Entries from a dataset

◆ ◆ ◆ ◆

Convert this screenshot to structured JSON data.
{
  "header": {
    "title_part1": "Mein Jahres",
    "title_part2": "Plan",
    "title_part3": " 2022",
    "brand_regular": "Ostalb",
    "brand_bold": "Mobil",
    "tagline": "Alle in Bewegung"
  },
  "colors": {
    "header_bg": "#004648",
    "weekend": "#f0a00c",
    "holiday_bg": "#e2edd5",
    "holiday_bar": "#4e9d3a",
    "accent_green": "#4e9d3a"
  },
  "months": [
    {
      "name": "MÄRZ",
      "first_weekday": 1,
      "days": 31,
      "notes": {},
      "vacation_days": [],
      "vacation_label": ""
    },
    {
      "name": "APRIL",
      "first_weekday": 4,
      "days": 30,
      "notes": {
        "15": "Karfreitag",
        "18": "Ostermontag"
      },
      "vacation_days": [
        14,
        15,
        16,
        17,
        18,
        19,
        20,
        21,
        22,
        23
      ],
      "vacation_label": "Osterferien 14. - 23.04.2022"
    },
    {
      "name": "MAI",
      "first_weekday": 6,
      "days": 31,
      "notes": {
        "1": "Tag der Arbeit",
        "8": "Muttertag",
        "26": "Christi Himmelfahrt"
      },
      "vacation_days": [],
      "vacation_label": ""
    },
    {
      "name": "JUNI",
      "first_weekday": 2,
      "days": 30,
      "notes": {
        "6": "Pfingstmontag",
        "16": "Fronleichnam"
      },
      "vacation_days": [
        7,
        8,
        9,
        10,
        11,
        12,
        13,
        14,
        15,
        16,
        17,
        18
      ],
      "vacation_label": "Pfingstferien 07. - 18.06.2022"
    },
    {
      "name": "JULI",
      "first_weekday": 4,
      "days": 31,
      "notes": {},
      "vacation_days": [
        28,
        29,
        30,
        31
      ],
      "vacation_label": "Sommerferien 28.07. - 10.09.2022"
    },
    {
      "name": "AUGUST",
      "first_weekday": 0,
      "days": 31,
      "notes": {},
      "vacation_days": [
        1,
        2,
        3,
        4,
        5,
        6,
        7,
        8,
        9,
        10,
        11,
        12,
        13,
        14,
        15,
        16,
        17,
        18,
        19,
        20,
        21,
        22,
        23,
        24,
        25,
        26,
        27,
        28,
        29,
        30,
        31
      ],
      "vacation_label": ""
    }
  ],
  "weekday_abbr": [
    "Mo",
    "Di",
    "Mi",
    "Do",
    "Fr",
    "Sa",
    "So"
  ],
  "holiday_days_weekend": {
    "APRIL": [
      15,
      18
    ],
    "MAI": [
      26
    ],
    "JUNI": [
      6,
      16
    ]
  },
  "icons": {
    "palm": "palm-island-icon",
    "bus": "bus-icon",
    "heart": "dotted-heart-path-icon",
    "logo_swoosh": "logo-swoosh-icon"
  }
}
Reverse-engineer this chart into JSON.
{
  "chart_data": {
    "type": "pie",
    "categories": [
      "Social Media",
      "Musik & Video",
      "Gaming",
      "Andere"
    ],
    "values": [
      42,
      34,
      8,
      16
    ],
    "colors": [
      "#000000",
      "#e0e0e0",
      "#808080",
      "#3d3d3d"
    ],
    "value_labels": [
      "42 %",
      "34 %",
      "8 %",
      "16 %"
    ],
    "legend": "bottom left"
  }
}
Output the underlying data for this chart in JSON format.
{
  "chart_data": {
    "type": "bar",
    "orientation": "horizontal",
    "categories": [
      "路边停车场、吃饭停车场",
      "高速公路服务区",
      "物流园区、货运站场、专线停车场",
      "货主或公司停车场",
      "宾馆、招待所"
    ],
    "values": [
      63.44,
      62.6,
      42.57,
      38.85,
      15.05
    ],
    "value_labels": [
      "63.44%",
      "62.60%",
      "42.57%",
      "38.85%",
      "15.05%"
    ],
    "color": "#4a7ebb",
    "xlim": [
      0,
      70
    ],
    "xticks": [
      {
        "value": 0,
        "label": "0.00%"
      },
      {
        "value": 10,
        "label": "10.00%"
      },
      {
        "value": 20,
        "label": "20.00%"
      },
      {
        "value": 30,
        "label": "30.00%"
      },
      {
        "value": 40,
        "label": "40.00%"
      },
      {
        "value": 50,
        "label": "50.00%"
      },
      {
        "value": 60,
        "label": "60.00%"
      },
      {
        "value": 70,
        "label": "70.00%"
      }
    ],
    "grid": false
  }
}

◆ ◆ ◆ ◆

◆ WHAT THE TASK REQUIRES:
Reproduce the material precisely, including every line.

◆ PROBLEM SOLUTION:
Convert this screenshot to structured JSON data.
{
  "header": {
    "title_part1": "Mein Jahres",
    "title_part2": "Plan",
    "title_part3": " 2022",
    "brand_regular": "Ostalb",
    "brand_bold": "Mobil",
    "tagline": "Alle in Bewegung"
  },
  "colors": {
    "header_bg": "#004648",
    "weekend": "#f0a00c",
    "holiday_bg": "#e2edd5",
    "holiday_bar": "#4e9d3a",
    "accent_green": "#4e9d3a"
  },
  "months": [
    {
      "name": "MÄRZ",
      "first_weekday": 1,
      "days": 31,
      "notes": {},
      "vacation_days": [],
      "vacation_label": ""
    },
    {
      "name": "APRIL",
      "first_weekday": 4,
      "days": 30,
      "notes": {
        "15": "Karfreitag",
        "18": "Ostermontag"
      },
      "vacation_days": [
        14,
        15,
        16,
        17,
        18,
        19,
        20,
        21,
        22,
        23
      ],
      "vacation_label": "Osterferien 14. - 23.04.2022"
    },
    {
      "name": "MAI",
      "first_weekday": 6,
      "days": 31,
      "notes": {
        "1": "Tag der Arbeit",
        "8": "Muttertag",
        "26": "Christi Himmelfahrt"
      },
      "vacation_days": [],
      "vacation_label": ""
    },
    {
      "name": "JUNI",
      "first_weekday": 2,
      "days": 30,
      "notes": {
        "6": "Pfingstmontag",
        "16": "Fronleichnam"
      },
      "vacation_days": [
        7,
        8,
        9,
        10,
        11,
        12,
        13,
        14,
        15,
        16,
        17,
        18
      ],
      "vacation_label": "Pfingstferien 07. - 18.06.2022"
    },
    {
      "name": "JULI",
      "first_weekday": 4,
      "days": 31,
      "notes": {},
      "vacation_days": [
        28,
        29,
        30,
        31
      ],
      "vacation_label": "Sommerferien 28.07. - 10.09.2022"
    },
    {
      "name": "AUGUST",
      "first_weekday": 0,
      "days": 31,
      "notes": {},
      "vacation_days": [
        1,
        2,
        3,
        4,
        5,
        6,
        7,
        8,
        9,
        10,
        11,
        12,
        13,
        14,
        15,
        16,
        17,
        18,
        19,
        20,
        21,
        22,
        23,
        24,
        25,
        26,
        27,
        28,
        29,
        30,
        31
      ],
      "vacation_label": ""
    }
  ],
  "weekday_abbr": [
    "Mo",
    "Di",
    "Mi",
    "Do",
    "Fr",
    "Sa",
    "So"
  ],
  "holiday_days_weekend": {
    "APRIL": [
      15,
      18
    ],
    "MAI": [
      26
    ],
    "JUNI": [
      6,
      16
    ]
  },
  "icons": {
    "palm": "palm-island-icon",
    "bus": "bus-icon",
    "heart": "dotted-heart-path-icon",
    "logo_swoosh": "logo-swoosh-icon"
  }
}
Reverse-engineer this chart into JSON.
{
  "chart_data": {
    "type": "pie",
    "categories": [
      "Social Media",
      "Musik & Video",
      "Gaming",
      "Andere"
    ],
    "values": [
      42,
      34,
      8,
      16
    ],
    "colors": [
      "#000000",
      "#e0e0e0",
      "#808080",
      "#3d3d3d"
    ],
    "value_labels": [
      "42 %",
      "34 %",
      "8 %",
      "16 %"
    ],
    "legend": "bottom left"
  }
}
Output the underlying data for this chart in JSON format.
{
  "chart_data": {
    "type": "bar",
    "orientation": "horizontal",
    "categories": [
      "路边停车场、吃饭停车场",
      "高速公路服务区",
      "物流园区、货运站场、专线停车场",
      "货主或公司停车场",
      "宾馆、招待所"
    ],
    "values": [
      63.44,
      62.6,
      42.57,
      38.85,
      15.05
    ],
    "value_labels": [
      "63.44%",
      "62.60%",
      "42.57%",
      "38.85%",
      "15.05%"
    ],
    "color": "#4a7ebb",
    "xlim": [
      0,
      70
    ],
    "xticks": [
      {
        "value": 0,
        "label": "0.00%"
      },
      {
        "value": 10,
        "label": "10.00%"
      },
      {
        "value": 20,
        "label": "20.00%"
      },
      {
        "value": 30,
        "label": "30.00%"
      },
      {
        "value": 40,
        "label": "40.00%"
      },
      {
        "value": 50,
        "label": "50.00%"
      },
      {
        "value": 60,
        "label": "60.00%"
      },
      {
        "value": 70,
        "label": "70.00%"
      }
    ],
    "grid": false
  }
}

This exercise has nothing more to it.